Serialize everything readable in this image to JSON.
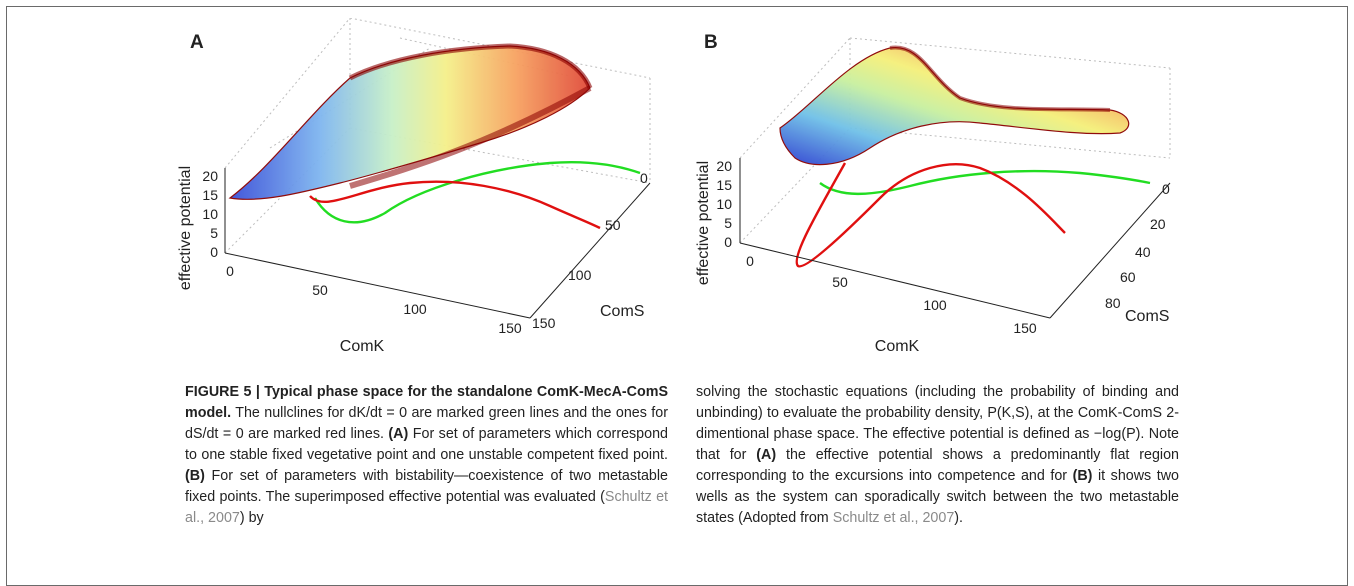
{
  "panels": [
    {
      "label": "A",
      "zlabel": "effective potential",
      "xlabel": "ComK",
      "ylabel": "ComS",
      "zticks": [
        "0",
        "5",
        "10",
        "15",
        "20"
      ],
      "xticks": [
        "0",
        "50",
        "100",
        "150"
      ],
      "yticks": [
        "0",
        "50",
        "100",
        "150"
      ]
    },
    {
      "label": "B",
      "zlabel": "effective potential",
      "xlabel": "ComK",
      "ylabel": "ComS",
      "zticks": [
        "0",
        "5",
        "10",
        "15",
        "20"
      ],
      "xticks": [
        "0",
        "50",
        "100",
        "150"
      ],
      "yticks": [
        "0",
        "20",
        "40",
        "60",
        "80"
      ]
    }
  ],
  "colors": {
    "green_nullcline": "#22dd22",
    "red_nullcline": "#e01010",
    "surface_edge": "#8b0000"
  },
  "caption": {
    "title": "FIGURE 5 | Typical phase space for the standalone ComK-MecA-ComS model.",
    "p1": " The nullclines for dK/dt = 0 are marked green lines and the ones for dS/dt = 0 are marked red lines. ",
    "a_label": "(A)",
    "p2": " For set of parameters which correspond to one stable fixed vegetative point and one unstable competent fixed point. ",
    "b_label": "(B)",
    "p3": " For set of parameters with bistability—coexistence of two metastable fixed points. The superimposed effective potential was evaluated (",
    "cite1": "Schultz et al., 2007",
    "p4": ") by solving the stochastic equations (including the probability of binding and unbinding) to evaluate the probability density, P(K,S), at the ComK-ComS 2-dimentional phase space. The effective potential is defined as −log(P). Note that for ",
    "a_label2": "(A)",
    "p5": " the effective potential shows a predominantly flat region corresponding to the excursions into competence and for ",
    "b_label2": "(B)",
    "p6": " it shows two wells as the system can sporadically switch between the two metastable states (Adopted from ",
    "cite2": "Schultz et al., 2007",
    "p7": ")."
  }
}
┄┄┄┄┄┄┄┄┄┄┄┄┄┄┄┄┄┄┄┄
§ **EXERCISE DIRECTIONS**:
Transcribe every line from the records above without alteration, and leave out the images.

§ **OUTPUT FOR THIS EXERCISE**:
Serialize everything readable in this image to JSON.
{
  "panels": [
    {
      "label": "A",
      "zlabel": "effective potential",
      "xlabel": "ComK",
      "ylabel": "ComS",
      "zticks": [
        "0",
        "5",
        "10",
        "15",
        "20"
      ],
      "xticks": [
        "0",
        "50",
        "100",
        "150"
      ],
      "yticks": [
        "0",
        "50",
        "100",
        "150"
      ]
    },
    {
      "label": "B",
      "zlabel": "effective potential",
      "xlabel": "ComK",
      "ylabel": "ComS",
      "zticks": [
        "0",
        "5",
        "10",
        "15",
        "20"
      ],
      "xticks": [
        "0",
        "50",
        "100",
        "150"
      ],
      "yticks": [
        "0",
        "20",
        "40",
        "60",
        "80"
      ]
    }
  ],
  "colors": {
    "green_nullcline": "#22dd22",
    "red_nullcline": "#e01010",
    "surface_edge": "#8b0000"
  },
  "caption": {
    "title": "FIGURE 5 | Typical phase space for the standalone ComK-MecA-ComS model.",
    "p1": " The nullclines for dK/dt = 0 are marked green lines and the ones for dS/dt = 0 are marked red lines. ",
    "a_label": "(A)",
    "p2": " For set of parameters which correspond to one stable fixed vegetative point and one unstable competent fixed point. ",
    "b_label": "(B)",
    "p3": " For set of parameters with bistability—coexistence of two metastable fixed points. The superimposed effective potential was evaluated (",
    "cite1": "Schultz et al., 2007",
    "p4": ") by solving the stochastic equations (including the probability of binding and unbinding) to evaluate the probability density, P(K,S), at the ComK-ComS 2-dimentional phase space. The effective potential is defined as −log(P). Note that for ",
    "a_label2": "(A)",
    "p5": " the effective potential shows a predominantly flat region corresponding to the excursions into competence and for ",
    "b_label2": "(B)",
    "p6": " it shows two wells as the system can sporadically switch between the two metastable states (Adopted from ",
    "cite2": "Schultz et al., 2007",
    "p7": ")."
  }
}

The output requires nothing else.